> **Exercise prompt**
Search the data below for the word "caption" and copy each line that holds it.
─── Source data ───
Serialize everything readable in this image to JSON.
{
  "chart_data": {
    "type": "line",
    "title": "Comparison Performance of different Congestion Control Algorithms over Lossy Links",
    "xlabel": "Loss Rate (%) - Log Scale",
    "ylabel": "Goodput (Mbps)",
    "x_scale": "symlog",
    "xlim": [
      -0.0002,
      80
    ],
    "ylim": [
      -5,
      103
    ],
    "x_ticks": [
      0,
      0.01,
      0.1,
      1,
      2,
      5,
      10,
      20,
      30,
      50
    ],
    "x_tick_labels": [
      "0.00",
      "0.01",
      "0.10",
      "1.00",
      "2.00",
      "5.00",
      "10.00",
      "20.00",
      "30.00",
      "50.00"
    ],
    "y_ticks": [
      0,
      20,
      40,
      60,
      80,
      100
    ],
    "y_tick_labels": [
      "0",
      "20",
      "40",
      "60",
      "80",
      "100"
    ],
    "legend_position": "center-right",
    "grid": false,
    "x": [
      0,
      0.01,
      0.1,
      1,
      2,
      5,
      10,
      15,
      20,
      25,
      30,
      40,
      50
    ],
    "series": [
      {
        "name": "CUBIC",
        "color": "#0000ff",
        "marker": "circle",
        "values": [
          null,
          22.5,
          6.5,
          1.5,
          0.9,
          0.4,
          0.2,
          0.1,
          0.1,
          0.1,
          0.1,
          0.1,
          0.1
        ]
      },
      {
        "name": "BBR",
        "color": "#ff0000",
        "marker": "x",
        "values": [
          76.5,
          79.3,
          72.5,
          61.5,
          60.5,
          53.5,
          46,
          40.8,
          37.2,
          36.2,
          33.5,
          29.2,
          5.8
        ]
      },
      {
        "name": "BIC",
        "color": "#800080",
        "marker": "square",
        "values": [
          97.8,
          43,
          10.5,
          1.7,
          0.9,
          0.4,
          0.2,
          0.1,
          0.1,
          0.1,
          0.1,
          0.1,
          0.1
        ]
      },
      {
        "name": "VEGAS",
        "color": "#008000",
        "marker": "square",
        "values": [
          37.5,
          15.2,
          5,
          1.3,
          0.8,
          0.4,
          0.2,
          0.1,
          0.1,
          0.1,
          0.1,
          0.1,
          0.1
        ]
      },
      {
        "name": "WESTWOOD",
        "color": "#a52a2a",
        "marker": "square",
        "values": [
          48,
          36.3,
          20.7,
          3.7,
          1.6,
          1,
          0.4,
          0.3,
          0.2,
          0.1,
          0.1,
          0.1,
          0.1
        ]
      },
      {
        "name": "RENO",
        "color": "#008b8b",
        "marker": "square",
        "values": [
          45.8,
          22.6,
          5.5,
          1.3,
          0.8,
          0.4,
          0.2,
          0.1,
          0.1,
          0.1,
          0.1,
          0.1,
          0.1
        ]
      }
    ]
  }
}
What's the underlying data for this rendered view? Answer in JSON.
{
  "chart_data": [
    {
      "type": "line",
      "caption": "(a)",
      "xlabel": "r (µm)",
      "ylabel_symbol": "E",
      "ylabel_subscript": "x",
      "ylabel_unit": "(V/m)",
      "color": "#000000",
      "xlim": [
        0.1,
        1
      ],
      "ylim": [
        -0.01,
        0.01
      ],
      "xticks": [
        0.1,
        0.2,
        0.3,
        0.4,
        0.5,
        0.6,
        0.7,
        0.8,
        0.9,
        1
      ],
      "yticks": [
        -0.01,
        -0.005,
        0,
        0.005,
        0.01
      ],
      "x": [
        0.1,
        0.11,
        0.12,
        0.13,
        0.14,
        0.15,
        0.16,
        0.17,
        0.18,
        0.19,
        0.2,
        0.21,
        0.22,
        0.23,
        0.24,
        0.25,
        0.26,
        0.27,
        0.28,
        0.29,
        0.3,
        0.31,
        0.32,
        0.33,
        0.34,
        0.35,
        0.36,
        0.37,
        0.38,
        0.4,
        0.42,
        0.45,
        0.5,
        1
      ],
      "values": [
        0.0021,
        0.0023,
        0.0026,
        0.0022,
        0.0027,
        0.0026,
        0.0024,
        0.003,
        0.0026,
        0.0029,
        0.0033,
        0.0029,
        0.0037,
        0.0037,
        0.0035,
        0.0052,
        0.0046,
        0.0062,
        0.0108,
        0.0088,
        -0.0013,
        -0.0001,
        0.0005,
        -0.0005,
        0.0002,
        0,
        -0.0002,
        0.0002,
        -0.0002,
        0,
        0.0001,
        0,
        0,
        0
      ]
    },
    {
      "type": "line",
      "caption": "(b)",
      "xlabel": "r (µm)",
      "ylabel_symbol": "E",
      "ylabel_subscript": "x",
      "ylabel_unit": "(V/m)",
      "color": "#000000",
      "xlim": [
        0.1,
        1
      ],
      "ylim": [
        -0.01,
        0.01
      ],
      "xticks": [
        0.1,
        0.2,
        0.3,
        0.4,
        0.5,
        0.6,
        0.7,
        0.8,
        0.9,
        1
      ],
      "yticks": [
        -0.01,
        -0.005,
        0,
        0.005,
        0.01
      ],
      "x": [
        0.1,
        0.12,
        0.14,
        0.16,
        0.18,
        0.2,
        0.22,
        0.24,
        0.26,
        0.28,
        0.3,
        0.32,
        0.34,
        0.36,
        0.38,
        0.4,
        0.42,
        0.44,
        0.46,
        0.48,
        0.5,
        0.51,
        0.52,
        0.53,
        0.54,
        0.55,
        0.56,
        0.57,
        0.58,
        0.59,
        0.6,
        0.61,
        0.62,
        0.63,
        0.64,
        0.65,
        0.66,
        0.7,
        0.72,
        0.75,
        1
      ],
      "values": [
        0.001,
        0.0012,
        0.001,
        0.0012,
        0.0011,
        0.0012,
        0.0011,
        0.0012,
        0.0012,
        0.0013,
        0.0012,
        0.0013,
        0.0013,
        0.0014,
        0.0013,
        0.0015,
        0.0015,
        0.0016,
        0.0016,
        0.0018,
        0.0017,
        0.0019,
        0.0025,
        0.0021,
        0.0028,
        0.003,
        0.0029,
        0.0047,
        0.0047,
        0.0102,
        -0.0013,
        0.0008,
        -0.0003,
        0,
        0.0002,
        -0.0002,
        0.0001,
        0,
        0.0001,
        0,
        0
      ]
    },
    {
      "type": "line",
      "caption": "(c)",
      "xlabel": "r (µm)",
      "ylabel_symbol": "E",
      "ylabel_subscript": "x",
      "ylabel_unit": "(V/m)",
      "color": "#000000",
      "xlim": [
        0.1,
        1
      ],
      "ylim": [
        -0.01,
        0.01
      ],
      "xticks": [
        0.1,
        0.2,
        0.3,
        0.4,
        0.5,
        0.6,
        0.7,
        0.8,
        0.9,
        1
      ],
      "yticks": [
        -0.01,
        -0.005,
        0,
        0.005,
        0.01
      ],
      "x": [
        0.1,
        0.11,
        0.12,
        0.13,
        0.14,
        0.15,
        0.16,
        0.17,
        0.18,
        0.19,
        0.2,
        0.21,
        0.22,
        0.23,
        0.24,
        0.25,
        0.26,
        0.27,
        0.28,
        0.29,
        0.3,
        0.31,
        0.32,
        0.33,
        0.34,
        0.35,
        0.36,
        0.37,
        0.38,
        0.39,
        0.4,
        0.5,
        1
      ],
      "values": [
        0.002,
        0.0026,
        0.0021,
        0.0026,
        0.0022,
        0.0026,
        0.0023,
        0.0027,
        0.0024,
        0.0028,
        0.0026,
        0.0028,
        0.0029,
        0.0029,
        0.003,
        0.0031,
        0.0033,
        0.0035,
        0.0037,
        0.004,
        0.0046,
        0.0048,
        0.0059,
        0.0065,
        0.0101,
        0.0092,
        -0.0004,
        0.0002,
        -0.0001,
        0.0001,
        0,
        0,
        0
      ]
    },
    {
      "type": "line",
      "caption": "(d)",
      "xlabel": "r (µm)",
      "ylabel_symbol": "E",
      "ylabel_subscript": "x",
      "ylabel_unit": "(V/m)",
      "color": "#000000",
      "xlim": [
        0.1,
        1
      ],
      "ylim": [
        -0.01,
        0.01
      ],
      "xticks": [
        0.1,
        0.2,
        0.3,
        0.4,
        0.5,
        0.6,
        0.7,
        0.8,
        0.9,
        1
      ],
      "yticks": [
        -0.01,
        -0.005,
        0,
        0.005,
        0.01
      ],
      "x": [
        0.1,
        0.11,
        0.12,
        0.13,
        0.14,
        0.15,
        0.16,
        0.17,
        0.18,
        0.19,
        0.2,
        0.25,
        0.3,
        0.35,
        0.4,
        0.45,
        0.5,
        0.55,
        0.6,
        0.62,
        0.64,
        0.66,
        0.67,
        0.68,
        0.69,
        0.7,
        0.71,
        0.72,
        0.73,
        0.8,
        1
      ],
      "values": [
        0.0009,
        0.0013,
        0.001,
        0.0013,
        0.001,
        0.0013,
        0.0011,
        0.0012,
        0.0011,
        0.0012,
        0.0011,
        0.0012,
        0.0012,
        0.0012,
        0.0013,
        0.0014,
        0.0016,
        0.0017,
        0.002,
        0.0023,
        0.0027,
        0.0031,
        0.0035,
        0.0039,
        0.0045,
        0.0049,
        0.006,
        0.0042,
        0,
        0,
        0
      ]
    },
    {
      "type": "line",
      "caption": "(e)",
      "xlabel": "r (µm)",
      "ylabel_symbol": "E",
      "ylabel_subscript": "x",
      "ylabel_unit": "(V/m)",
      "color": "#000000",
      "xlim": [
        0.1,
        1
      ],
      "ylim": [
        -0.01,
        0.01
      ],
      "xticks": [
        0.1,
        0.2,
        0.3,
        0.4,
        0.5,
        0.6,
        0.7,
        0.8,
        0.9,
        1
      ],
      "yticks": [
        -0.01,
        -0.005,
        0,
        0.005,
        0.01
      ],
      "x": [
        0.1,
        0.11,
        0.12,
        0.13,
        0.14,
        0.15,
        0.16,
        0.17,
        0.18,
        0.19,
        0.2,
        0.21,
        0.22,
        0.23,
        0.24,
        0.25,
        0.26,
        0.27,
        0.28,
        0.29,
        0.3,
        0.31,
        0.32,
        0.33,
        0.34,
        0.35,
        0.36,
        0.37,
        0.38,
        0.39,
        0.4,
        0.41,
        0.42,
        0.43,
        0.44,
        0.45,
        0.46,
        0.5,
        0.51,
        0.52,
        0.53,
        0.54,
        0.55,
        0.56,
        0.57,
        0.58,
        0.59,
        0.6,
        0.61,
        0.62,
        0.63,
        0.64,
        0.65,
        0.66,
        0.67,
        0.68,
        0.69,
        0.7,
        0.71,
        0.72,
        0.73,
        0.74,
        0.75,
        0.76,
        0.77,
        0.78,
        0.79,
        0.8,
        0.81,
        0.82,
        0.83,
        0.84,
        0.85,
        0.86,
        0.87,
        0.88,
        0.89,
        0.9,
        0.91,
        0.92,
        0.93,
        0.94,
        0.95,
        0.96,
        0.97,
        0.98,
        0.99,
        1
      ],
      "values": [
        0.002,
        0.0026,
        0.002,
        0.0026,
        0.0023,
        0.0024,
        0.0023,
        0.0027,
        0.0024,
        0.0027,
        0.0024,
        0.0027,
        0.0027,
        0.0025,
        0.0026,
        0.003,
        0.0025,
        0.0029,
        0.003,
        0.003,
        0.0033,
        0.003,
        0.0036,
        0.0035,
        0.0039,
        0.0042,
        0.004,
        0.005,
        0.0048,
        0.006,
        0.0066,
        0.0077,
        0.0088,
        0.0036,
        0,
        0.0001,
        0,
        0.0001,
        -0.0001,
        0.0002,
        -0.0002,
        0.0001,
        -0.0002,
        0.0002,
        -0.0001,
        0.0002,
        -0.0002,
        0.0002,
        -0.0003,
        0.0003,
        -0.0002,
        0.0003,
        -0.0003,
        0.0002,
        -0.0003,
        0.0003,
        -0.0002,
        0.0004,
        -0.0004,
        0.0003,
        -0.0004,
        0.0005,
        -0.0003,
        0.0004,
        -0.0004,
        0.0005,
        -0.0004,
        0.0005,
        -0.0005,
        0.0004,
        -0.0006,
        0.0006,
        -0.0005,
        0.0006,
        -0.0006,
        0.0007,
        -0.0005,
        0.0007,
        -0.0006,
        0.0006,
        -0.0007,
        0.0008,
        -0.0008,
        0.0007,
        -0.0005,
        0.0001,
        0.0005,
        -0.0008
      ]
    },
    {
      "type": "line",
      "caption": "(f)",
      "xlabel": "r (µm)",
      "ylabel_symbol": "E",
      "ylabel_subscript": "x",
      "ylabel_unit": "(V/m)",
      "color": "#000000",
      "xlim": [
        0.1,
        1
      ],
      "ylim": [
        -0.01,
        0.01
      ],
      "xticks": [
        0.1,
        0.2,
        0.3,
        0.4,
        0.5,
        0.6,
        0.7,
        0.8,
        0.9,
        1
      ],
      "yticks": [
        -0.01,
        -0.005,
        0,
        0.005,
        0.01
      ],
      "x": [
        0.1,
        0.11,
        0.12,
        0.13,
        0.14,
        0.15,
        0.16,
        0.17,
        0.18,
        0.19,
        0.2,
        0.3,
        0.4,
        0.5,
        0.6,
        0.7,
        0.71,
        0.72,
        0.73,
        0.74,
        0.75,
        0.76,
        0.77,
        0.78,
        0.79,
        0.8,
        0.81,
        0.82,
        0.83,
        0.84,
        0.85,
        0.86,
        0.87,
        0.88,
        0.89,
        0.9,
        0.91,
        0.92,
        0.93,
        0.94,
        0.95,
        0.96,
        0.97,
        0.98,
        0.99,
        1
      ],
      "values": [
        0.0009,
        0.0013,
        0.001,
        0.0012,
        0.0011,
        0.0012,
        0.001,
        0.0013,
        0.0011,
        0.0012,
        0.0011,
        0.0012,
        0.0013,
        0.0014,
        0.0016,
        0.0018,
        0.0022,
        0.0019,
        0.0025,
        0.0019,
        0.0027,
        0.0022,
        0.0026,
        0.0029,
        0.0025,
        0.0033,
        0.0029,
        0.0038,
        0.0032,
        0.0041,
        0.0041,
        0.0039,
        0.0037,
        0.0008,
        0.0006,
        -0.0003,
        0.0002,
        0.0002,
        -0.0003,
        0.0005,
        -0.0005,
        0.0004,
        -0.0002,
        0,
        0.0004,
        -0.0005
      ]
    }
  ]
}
───
> **Task result**
      "caption": "(a)",
      "caption": "(b)",
      "caption": "(c)",
      "caption": "(d)",
      "caption": "(e)",
      "caption": "(f)",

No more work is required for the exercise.